__Aim__:
Copy each line that has the string "relative" somewhere in it.

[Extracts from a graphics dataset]
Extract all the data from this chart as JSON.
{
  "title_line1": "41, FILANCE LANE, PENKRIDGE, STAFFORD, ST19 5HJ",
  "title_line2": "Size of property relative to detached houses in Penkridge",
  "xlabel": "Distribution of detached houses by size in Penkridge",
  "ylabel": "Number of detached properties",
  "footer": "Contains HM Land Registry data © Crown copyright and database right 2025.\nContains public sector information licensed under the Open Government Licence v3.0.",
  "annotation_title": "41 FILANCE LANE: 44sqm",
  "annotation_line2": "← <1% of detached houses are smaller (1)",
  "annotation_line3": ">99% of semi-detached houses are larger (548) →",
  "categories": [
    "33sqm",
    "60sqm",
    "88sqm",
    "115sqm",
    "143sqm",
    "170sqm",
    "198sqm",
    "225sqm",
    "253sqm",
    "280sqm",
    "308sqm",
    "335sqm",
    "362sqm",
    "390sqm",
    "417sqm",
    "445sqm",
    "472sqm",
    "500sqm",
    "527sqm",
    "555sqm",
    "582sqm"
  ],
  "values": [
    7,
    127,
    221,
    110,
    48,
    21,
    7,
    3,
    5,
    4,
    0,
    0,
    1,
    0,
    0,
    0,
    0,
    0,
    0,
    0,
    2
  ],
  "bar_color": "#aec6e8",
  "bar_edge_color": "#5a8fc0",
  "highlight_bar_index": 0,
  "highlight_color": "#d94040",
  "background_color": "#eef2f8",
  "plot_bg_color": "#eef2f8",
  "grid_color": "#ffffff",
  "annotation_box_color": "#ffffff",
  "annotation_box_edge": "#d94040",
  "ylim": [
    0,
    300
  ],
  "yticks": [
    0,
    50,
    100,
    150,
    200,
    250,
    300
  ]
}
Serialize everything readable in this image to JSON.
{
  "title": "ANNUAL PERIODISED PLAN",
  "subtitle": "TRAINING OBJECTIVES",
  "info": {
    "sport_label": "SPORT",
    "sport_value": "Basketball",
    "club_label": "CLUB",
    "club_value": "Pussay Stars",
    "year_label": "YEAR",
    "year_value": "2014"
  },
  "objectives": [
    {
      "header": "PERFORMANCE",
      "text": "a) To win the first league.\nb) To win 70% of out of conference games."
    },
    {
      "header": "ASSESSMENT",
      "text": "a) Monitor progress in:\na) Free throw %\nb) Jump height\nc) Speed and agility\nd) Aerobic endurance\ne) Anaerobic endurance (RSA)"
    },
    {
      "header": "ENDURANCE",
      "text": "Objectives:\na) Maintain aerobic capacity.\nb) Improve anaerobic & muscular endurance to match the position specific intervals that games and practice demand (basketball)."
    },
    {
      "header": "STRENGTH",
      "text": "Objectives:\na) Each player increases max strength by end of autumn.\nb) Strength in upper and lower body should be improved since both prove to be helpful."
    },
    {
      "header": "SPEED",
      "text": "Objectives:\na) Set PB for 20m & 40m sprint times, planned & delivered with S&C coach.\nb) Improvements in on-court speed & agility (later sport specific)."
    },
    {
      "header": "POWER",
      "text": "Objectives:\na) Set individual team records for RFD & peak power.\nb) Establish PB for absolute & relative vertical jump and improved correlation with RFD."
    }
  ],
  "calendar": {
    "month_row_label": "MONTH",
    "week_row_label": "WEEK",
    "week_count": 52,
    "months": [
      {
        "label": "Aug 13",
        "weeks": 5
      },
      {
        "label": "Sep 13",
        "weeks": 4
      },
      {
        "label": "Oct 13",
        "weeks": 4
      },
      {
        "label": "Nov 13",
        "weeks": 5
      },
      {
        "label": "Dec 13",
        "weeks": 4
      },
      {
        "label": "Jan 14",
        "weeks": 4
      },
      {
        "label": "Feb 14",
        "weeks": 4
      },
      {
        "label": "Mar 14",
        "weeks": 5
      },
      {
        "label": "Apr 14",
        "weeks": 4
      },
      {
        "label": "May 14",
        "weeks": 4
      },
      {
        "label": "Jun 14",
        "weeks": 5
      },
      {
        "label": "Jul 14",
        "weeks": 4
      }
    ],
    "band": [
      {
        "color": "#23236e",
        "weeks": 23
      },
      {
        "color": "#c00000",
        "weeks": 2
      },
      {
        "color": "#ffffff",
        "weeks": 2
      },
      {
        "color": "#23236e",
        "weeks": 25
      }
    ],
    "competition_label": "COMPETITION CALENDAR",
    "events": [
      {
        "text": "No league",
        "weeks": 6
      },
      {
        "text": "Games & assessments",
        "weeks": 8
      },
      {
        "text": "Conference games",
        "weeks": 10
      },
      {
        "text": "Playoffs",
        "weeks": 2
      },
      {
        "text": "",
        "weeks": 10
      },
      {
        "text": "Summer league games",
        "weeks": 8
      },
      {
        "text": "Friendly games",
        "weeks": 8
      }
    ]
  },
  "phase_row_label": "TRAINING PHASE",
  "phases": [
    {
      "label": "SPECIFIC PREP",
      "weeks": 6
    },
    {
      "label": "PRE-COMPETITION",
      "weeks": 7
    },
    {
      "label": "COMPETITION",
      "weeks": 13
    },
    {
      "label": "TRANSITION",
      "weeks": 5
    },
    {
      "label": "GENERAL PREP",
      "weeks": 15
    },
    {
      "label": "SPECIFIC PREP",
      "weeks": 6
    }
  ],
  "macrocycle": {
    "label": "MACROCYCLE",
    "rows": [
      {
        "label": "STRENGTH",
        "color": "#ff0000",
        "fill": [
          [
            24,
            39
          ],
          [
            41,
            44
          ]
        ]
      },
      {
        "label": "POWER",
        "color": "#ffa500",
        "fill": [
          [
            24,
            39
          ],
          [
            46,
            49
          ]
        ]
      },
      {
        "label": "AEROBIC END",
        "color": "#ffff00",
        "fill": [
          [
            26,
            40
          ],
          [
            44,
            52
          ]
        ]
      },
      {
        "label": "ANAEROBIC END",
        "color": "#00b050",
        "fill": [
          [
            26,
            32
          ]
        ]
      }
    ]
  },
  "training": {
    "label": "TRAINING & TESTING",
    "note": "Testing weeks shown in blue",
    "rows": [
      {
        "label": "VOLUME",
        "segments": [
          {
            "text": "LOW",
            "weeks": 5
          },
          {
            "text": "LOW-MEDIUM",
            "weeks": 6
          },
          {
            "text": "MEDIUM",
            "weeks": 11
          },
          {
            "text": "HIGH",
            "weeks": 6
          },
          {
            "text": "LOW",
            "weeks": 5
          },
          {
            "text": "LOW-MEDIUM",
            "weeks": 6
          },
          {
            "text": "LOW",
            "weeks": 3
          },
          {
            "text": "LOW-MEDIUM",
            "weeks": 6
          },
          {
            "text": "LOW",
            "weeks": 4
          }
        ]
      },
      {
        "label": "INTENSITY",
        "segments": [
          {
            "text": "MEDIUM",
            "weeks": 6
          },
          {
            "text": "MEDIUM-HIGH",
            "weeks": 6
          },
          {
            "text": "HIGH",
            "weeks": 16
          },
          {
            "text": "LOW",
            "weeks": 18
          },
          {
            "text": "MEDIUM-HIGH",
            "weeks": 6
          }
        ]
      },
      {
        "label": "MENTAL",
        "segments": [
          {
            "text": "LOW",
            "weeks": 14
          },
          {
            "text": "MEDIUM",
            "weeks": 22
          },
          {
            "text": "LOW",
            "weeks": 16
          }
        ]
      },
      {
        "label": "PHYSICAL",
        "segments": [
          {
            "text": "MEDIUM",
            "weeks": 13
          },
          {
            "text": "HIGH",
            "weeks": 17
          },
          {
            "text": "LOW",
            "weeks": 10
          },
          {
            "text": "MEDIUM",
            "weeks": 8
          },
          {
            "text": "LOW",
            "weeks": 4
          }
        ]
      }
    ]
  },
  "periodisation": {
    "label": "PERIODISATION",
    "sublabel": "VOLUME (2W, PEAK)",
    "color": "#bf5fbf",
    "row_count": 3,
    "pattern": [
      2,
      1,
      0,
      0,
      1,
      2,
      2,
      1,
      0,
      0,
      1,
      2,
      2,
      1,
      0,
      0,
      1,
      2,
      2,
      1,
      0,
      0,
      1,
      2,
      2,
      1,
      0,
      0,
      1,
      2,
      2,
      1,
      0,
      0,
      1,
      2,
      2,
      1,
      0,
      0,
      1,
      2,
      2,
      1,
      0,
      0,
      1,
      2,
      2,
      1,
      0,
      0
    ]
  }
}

__Result for this exercise__:
  "title_line2": "Size of property relative to detached houses in Penkridge",
      "text": "Objectives:\na) Set individual team records for RFD & peak power.\nb) Establish PB for absolute & relative vertical jump and improved correlation with RFD."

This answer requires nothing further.